## [The exercise]
Write every entry out again exactly, please, and skip the pictures.

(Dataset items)
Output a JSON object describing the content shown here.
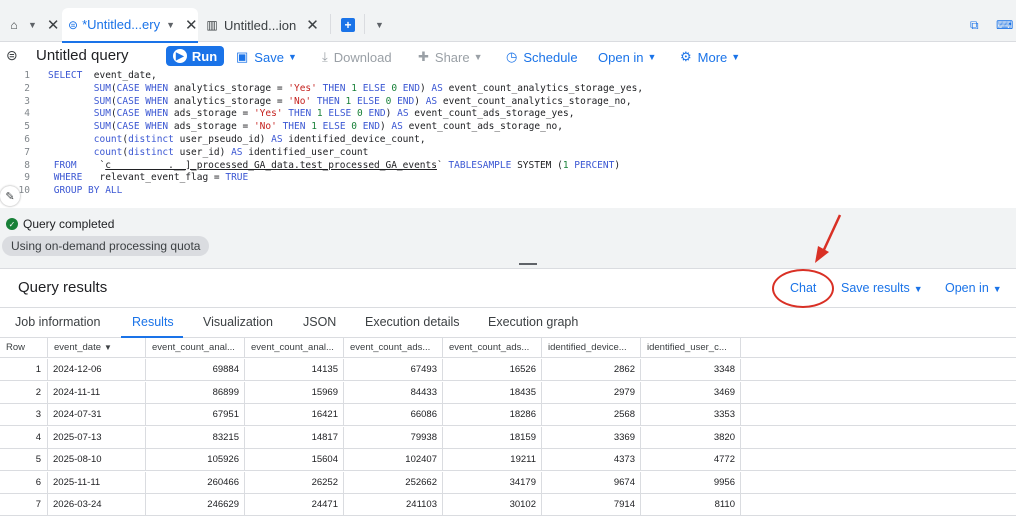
{
  "tabs": {
    "home_icon": "home-icon",
    "active_label": "*Untitled...ery",
    "second_label": "Untitled...ion"
  },
  "toolbar": {
    "title": "Untitled query",
    "run": "Run",
    "save": "Save",
    "download": "Download",
    "share": "Share",
    "schedule": "Schedule",
    "open_in": "Open in",
    "more": "More"
  },
  "editor": {
    "line_numbers": [
      "1",
      "2",
      "3",
      "4",
      "5",
      "6",
      "7",
      "8",
      "9",
      "10"
    ]
  },
  "status": {
    "completed": "Query completed",
    "quota": "Using on-demand processing quota"
  },
  "results": {
    "title": "Query results",
    "chat": "Chat",
    "save_results": "Save results",
    "open_in": "Open in",
    "tabs": [
      "Job information",
      "Results",
      "Visualization",
      "JSON",
      "Execution details",
      "Execution graph"
    ],
    "columns": [
      "Row",
      "event_date",
      "event_count_anal...",
      "event_count_anal...",
      "event_count_ads...",
      "event_count_ads...",
      "identified_device...",
      "identified_user_c..."
    ],
    "rows": [
      [
        "1",
        "2024-12-06",
        "69884",
        "14135",
        "67493",
        "16526",
        "2862",
        "3348"
      ],
      [
        "2",
        "2024-11-11",
        "86899",
        "15969",
        "84433",
        "18435",
        "2979",
        "3469"
      ],
      [
        "3",
        "2024-07-31",
        "67951",
        "16421",
        "66086",
        "18286",
        "2568",
        "3353"
      ],
      [
        "4",
        "2025-07-13",
        "83215",
        "14817",
        "79938",
        "18159",
        "3369",
        "3820"
      ],
      [
        "5",
        "2025-08-10",
        "105926",
        "15604",
        "102407",
        "19211",
        "4373",
        "4772"
      ],
      [
        "6",
        "2025-11-11",
        "260466",
        "26252",
        "252662",
        "34179",
        "9674",
        "9956"
      ],
      [
        "7",
        "2026-03-24",
        "246629",
        "24471",
        "241103",
        "30102",
        "7914",
        "8110"
      ]
    ]
  }
}
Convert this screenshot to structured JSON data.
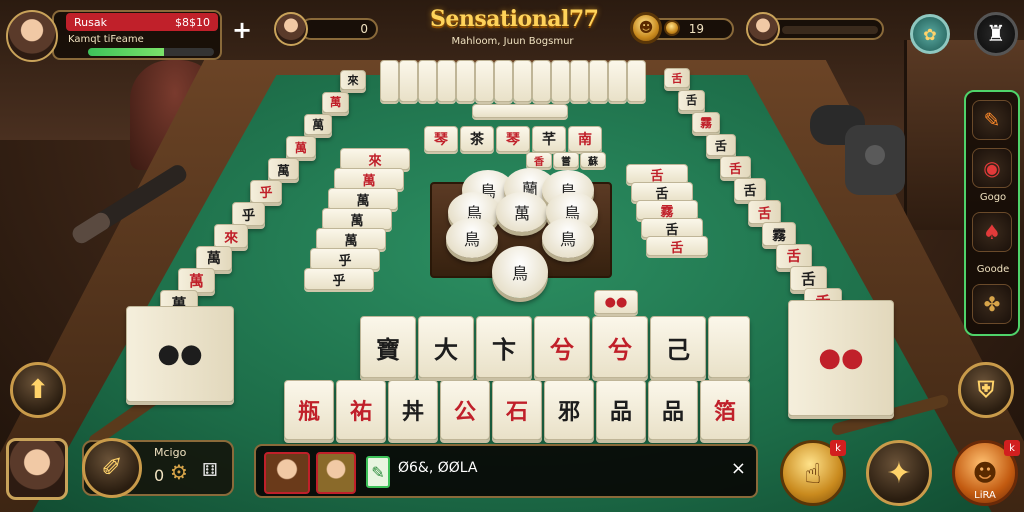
{
  "game": {
    "title": "Sensational77",
    "subtitle": "Mahloom, Juun Bogsmur"
  },
  "player_top_left": {
    "name": "Rusak",
    "score": "$8$10",
    "info": "Kamqt tiFeame",
    "health_fraction": 0.6
  },
  "player_top_center": {
    "plus": "+",
    "score": "0"
  },
  "player_top_right": {
    "value": "19"
  },
  "bottom_left": {
    "label": "Mcigo",
    "count": "0"
  },
  "chat_bar": {
    "text": "Ø6&, ØØLA",
    "close": "×"
  },
  "side_panel": {
    "label_1": "Gogo",
    "label_2": "Goode"
  },
  "buttons": {
    "bottom_right_label": "LiRA",
    "badge": "k"
  },
  "glyphs": {
    "hand": [
      "瓶",
      "祐",
      "丼",
      "公",
      "石",
      "邪",
      "品",
      "品",
      "箔"
    ],
    "hand_red": [
      true,
      true,
      false,
      true,
      true,
      false,
      false,
      false,
      true
    ],
    "front": [
      "寶",
      "大",
      "卞",
      "兮",
      "兮",
      "己"
    ],
    "front_red": [
      false,
      false,
      false,
      true,
      true,
      false
    ],
    "center_row1": [
      "琴",
      "茶",
      "琴",
      "芊",
      "南"
    ],
    "center_row2": [
      "香",
      "嘗",
      "蘇"
    ],
    "left_stack": [
      "來",
      "萬",
      "萬",
      "萬",
      "萬",
      "乎",
      "乎"
    ],
    "right_stack": [
      "舌",
      "舌",
      "霧",
      "舌",
      "舌"
    ],
    "discs": [
      "鳥",
      "蘭",
      "鳥",
      "鳥",
      "萬",
      "鳥",
      "鳥",
      "鳥"
    ]
  },
  "colors": {
    "felt": "#1c6b47",
    "gold": "#ffd35a",
    "panel_border": "#8a6a3a",
    "side_panel_border": "#4fd36a",
    "health": "#3ec25a"
  },
  "icons": {
    "side_panel": [
      "carrot-icon",
      "clock-icon",
      "crab-icon",
      "paw-icon"
    ],
    "hud": [
      "arrow-up-icon",
      "brush-icon",
      "gear-icon",
      "coin-icon",
      "shield-icon",
      "hand-icon",
      "tortoise-icon",
      "flag-icon"
    ]
  }
}
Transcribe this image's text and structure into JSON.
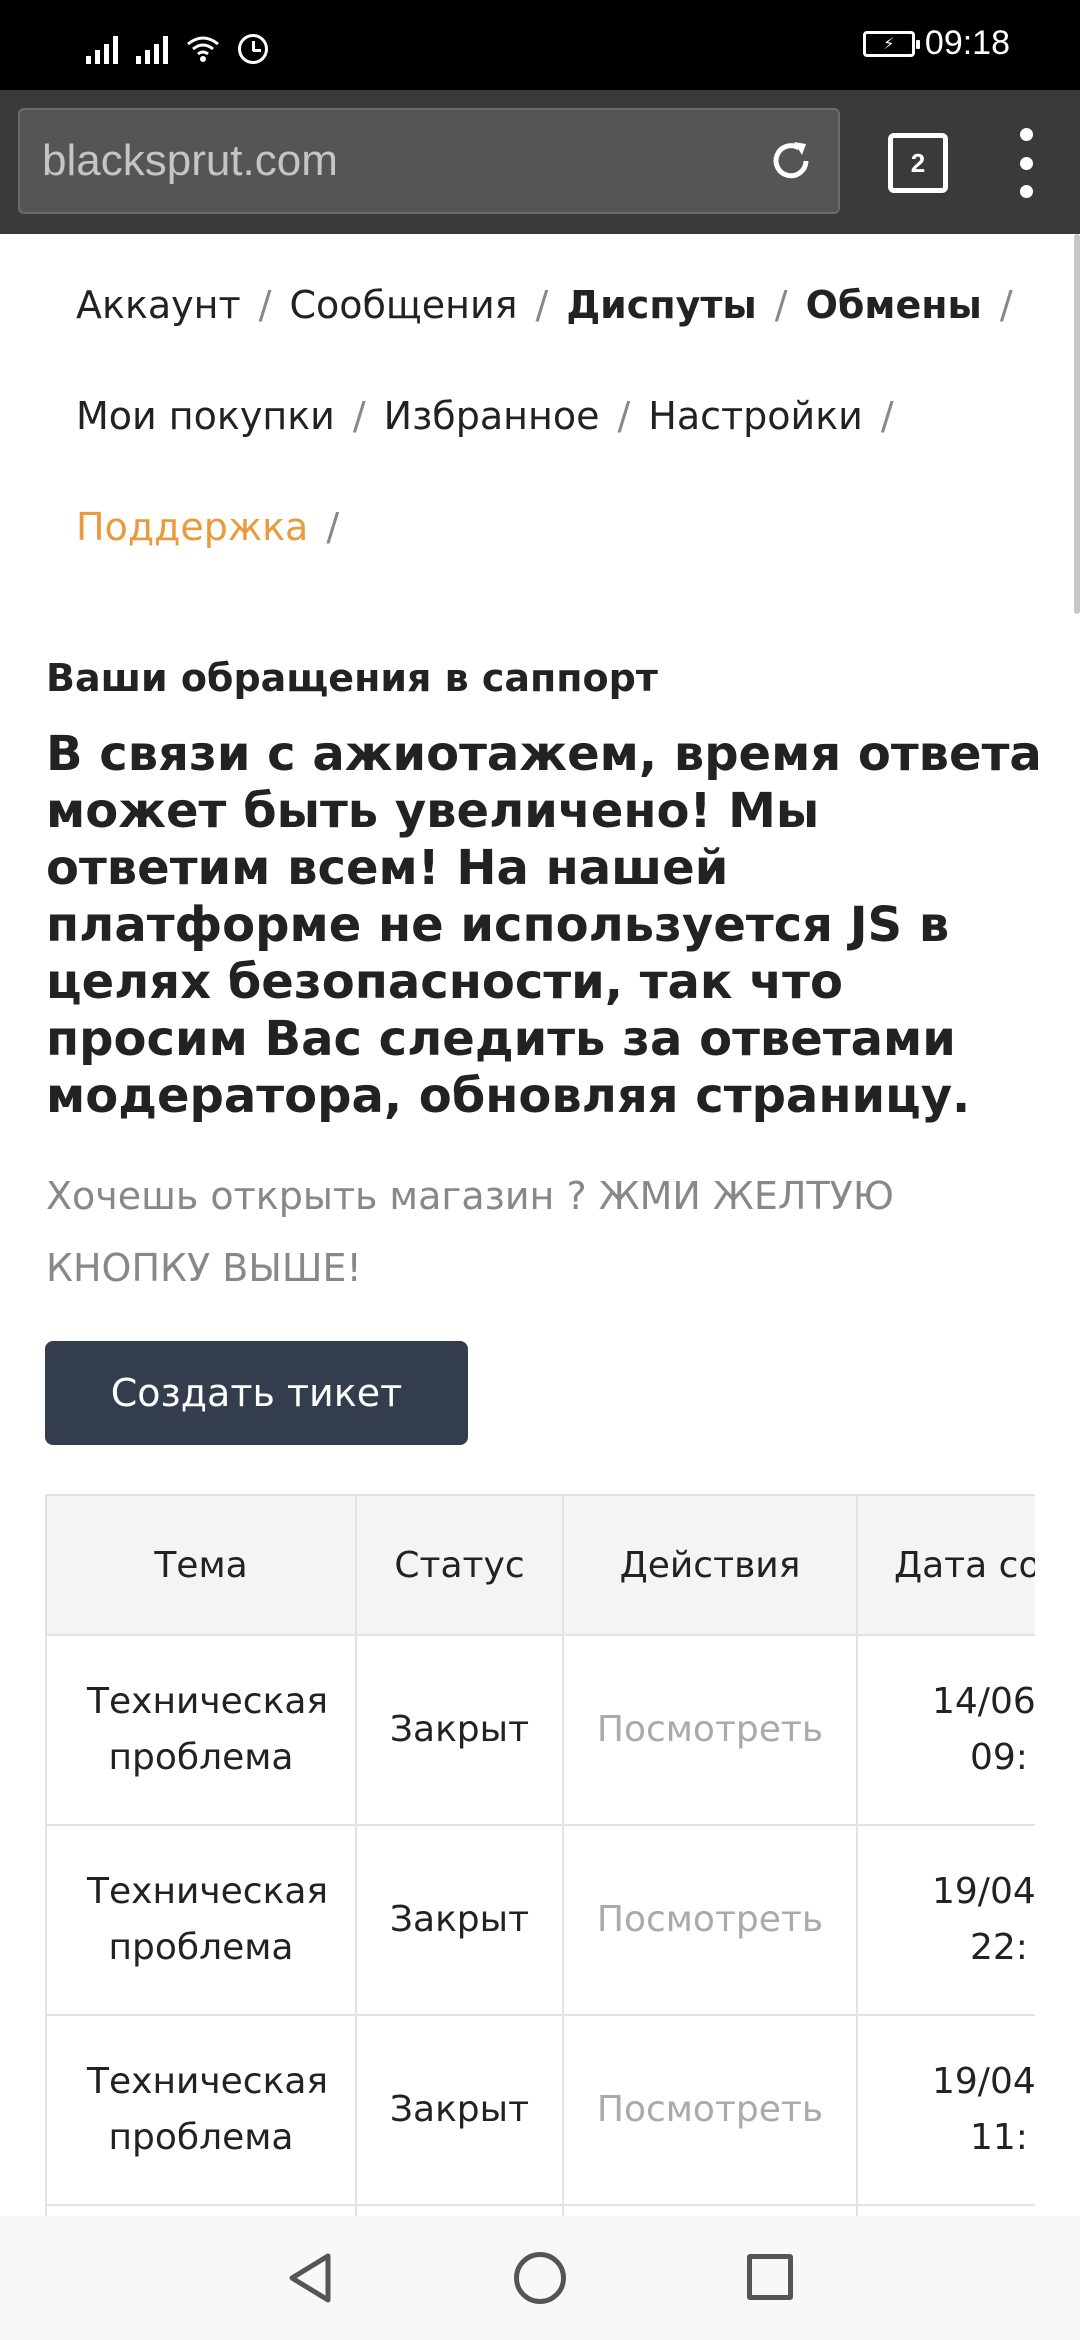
{
  "status_bar": {
    "time": "09:18",
    "icons": [
      "signal-icon",
      "signal-icon",
      "wifi-icon",
      "alarm-icon",
      "battery-charging-icon"
    ]
  },
  "browser": {
    "url": "blacksprut.com",
    "tab_count": "2",
    "icons": [
      "reload-icon",
      "tabs-icon",
      "overflow-menu-icon"
    ]
  },
  "nav": {
    "separator": "/",
    "items": [
      {
        "label": "Аккаунт"
      },
      {
        "label": "Сообщения"
      },
      {
        "label": "Диспуты"
      },
      {
        "label": "Обмены"
      },
      {
        "label": "Мои покупки"
      },
      {
        "label": "Избранное"
      },
      {
        "label": "Настройки"
      },
      {
        "label": "Поддержка"
      }
    ],
    "active_color": "#e99a3c"
  },
  "content": {
    "section_title": "Ваши обращения в саппорт",
    "notice": "В связи с ажиотажем, время ответа может быть увеличено! Мы ответим всем! На нашей платформе не используется JS в целях безопасности, так что просим Вас следить за ответами модератора, обновляя страницу.",
    "promo": "Хочешь открыть магазин ? ЖМИ ЖЕЛТУЮ КНОПКУ ВЫШЕ!",
    "create_button": "Создать тикет",
    "button_color": "#343d4e"
  },
  "table": {
    "headers": [
      "Тема",
      "Статус",
      "Действия",
      "Дата со"
    ],
    "rows": [
      {
        "topic": "Техническая проблема",
        "status": "Закрыт",
        "action": "Посмотреть",
        "date_line1": "14/06",
        "date_line2": "09:"
      },
      {
        "topic": "Техническая проблема",
        "status": "Закрыт",
        "action": "Посмотреть",
        "date_line1": "19/04",
        "date_line2": "22:"
      },
      {
        "topic": "Техническая проблема",
        "status": "Закрыт",
        "action": "Посмотреть",
        "date_line1": "19/04",
        "date_line2": "11:"
      }
    ]
  },
  "system_nav": {
    "icons": [
      "back-icon",
      "home-icon",
      "recent-apps-icon"
    ]
  }
}
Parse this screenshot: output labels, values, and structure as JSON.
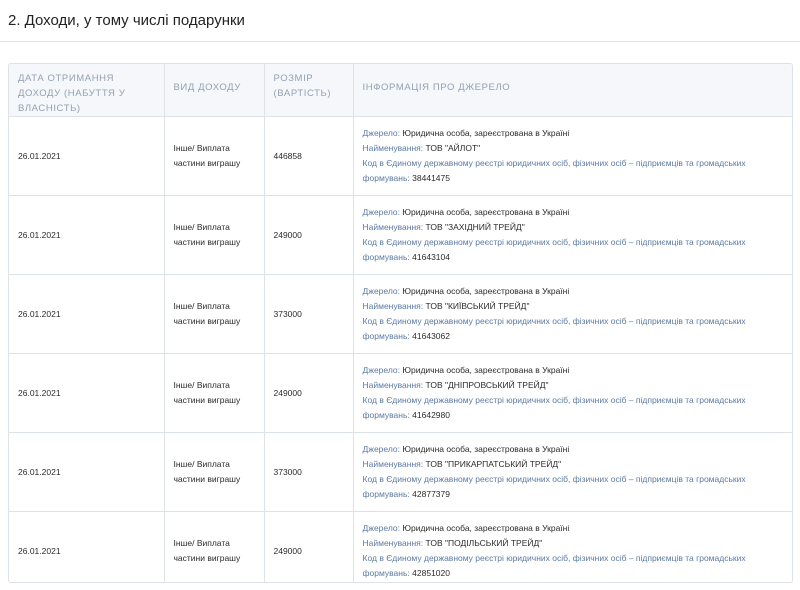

## [Solution to this exercise]
Output a JSON object describing the content shown here.
{
  "tabs": {
    "home_icon": "home-icon",
    "active_label": "*Untitled...ery",
    "second_label": "Untitled...ion"
  },
  "toolbar": {
    "title": "Untitled query",
    "run": "Run",
    "save": "Save",
    "download": "Download",
    "share": "Share",
    "schedule": "Schedule",
    "open_in": "Open in",
    "more": "More"
  },
  "editor": {
    "line_numbers": [
      "1",
      "2",
      "3",
      "4",
      "5",
      "6",
      "7",
      "8",
      "9",
      "10"
    ]
  },
  "status": {
    "completed": "Query completed",
    "quota": "Using on-demand processing quota"
  },
  "results": {
    "title": "Query results",
    "chat": "Chat",
    "save_results": "Save results",
    "open_in": "Open in",
    "tabs": [
      "Job information",
      "Results",
      "Visualization",
      "JSON",
      "Execution details",
      "Execution graph"
    ],
    "columns": [
      "Row",
      "event_date",
      "event_count_anal...",
      "event_count_anal...",
      "event_count_ads...",
      "event_count_ads...",
      "identified_device...",
      "identified_user_c..."
    ],
    "rows": [
      [
        "1",
        "2024-12-06",
        "69884",
        "14135",
        "67493",
        "16526",
        "2862",
        "3348"
      ],
      [
        "2",
        "2024-11-11",
        "86899",
        "15969",
        "84433",
        "18435",
        "2979",
        "3469"
      ],
      [
        "3",
        "2024-07-31",
        "67951",
        "16421",
        "66086",
        "18286",
        "2568",
        "3353"
      ],
      [
        "4",
        "2025-07-13",
        "83215",
        "14817",
        "79938",
        "18159",
        "3369",
        "3820"
      ],
      [
        "5",
        "2025-08-10",
        "105926",
        "15604",
        "102407",
        "19211",
        "4373",
        "4772"
      ],
      [
        "6",
        "2025-11-11",
        "260466",
        "26252",
        "252662",
        "34179",
        "9674",
        "9956"
      ],
      [
        "7",
        "2026-03-24",
        "246629",
        "24471",
        "241103",
        "30102",
        "7914",
        "8110"
      ]
    ]
  }
}
Convert this screenshot to structured JSON data.
{
  "game": {
    "title": "Sensational77",
    "subtitle": "Mahloom, Juun Bogsmur"
  },
  "player_top_left": {
    "name": "Rusak",
    "score": "$8$10",
    "info": "Kamqt tiFeame",
    "health_fraction": 0.6
  },
  "player_top_center": {
    "plus": "+",
    "score": "0"
  },
  "player_top_right": {
    "value": "19"
  },
  "bottom_left": {
    "label": "Mcigo",
    "count": "0"
  },
  "chat_bar": {
    "text": "Ø6&, ØØLA",
    "close": "×"
  },
  "side_panel": {
    "label_1": "Gogo",
    "label_2": "Goode"
  },
  "buttons": {
    "bottom_right_label": "LiRA",
    "badge": "k"
  },
  "glyphs": {
    "hand": [
      "瓶",
      "祐",
      "丼",
      "公",
      "石",
      "邪",
      "品",
      "品",
      "箔"
    ],
    "hand_red": [
      true,
      true,
      false,
      true,
      true,
      false,
      false,
      false,
      true
    ],
    "front": [
      "寶",
      "大",
      "卞",
      "兮",
      "兮",
      "己"
    ],
    "front_red": [
      false,
      false,
      false,
      true,
      true,
      false
    ],
    "center_row1": [
      "琴",
      "茶",
      "琴",
      "芊",
      "南"
    ],
    "center_row2": [
      "香",
      "嘗",
      "蘇"
    ],
    "left_stack": [
      "來",
      "萬",
      "萬",
      "萬",
      "萬",
      "乎",
      "乎"
    ],
    "right_stack": [
      "舌",
      "舌",
      "霧",
      "舌",
      "舌"
    ],
    "discs": [
      "鳥",
      "蘭",
      "鳥",
      "鳥",
      "萬",
      "鳥",
      "鳥",
      "鳥"
    ]
  },
  "colors": {
    "felt": "#1c6b47",
    "gold": "#ffd35a",
    "panel_border": "#8a6a3a",
    "side_panel_border": "#4fd36a",
    "health": "#3ec25a"
  },
  "icons": {
    "side_panel": [
      "carrot-icon",
      "clock-icon",
      "crab-icon",
      "paw-icon"
    ],
    "hud": [
      "arrow-up-icon",
      "brush-icon",
      "gear-icon",
      "coin-icon",
      "shield-icon",
      "hand-icon",
      "tortoise-icon",
      "flag-icon"
    ]
  }
}
Transcribe this image's text and structure into JSON.
{
  "status_bar": {
    "time": "09:18",
    "icons": [
      "signal-icon",
      "signal-icon",
      "wifi-icon",
      "alarm-icon",
      "battery-charging-icon"
    ]
  },
  "browser": {
    "url": "blacksprut.com",
    "tab_count": "2",
    "icons": [
      "reload-icon",
      "tabs-icon",
      "overflow-menu-icon"
    ]
  },
  "nav": {
    "separator": "/",
    "items": [
      {
        "label": "Аккаунт"
      },
      {
        "label": "Сообщения"
      },
      {
        "label": "Диспуты"
      },
      {
        "label": "Обмены"
      },
      {
        "label": "Мои покупки"
      },
      {
        "label": "Избранное"
      },
      {
        "label": "Настройки"
      },
      {
        "label": "Поддержка"
      }
    ],
    "active_color": "#e99a3c"
  },
  "content": {
    "section_title": "Ваши обращения в саппорт",
    "notice": "В связи с ажиотажем, время ответа может быть увеличено! Мы ответим всем! На нашей платформе не используется JS в целях безопасности, так что просим Вас следить за ответами модератора, обновляя страницу.",
    "promo": "Хочешь открыть магазин ? ЖМИ ЖЕЛТУЮ КНОПКУ ВЫШЕ!",
    "create_button": "Создать тикет",
    "button_color": "#343d4e"
  },
  "table": {
    "headers": [
      "Тема",
      "Статус",
      "Действия",
      "Дата со"
    ],
    "rows": [
      {
        "topic": "Техническая проблема",
        "status": "Закрыт",
        "action": "Посмотреть",
        "date_line1": "14/06",
        "date_line2": "09:"
      },
      {
        "topic": "Техническая проблема",
        "status": "Закрыт",
        "action": "Посмотреть",
        "date_line1": "19/04",
        "date_line2": "22:"
      },
      {
        "topic": "Техническая проблема",
        "status": "Закрыт",
        "action": "Посмотреть",
        "date_line1": "19/04",
        "date_line2": "11:"
      }
    ]
  },
  "system_nav": {
    "icons": [
      "back-icon",
      "home-icon",
      "recent-apps-icon"
    ]
  }
}
Parse this screenshot: output labels, values, and structure as JSON.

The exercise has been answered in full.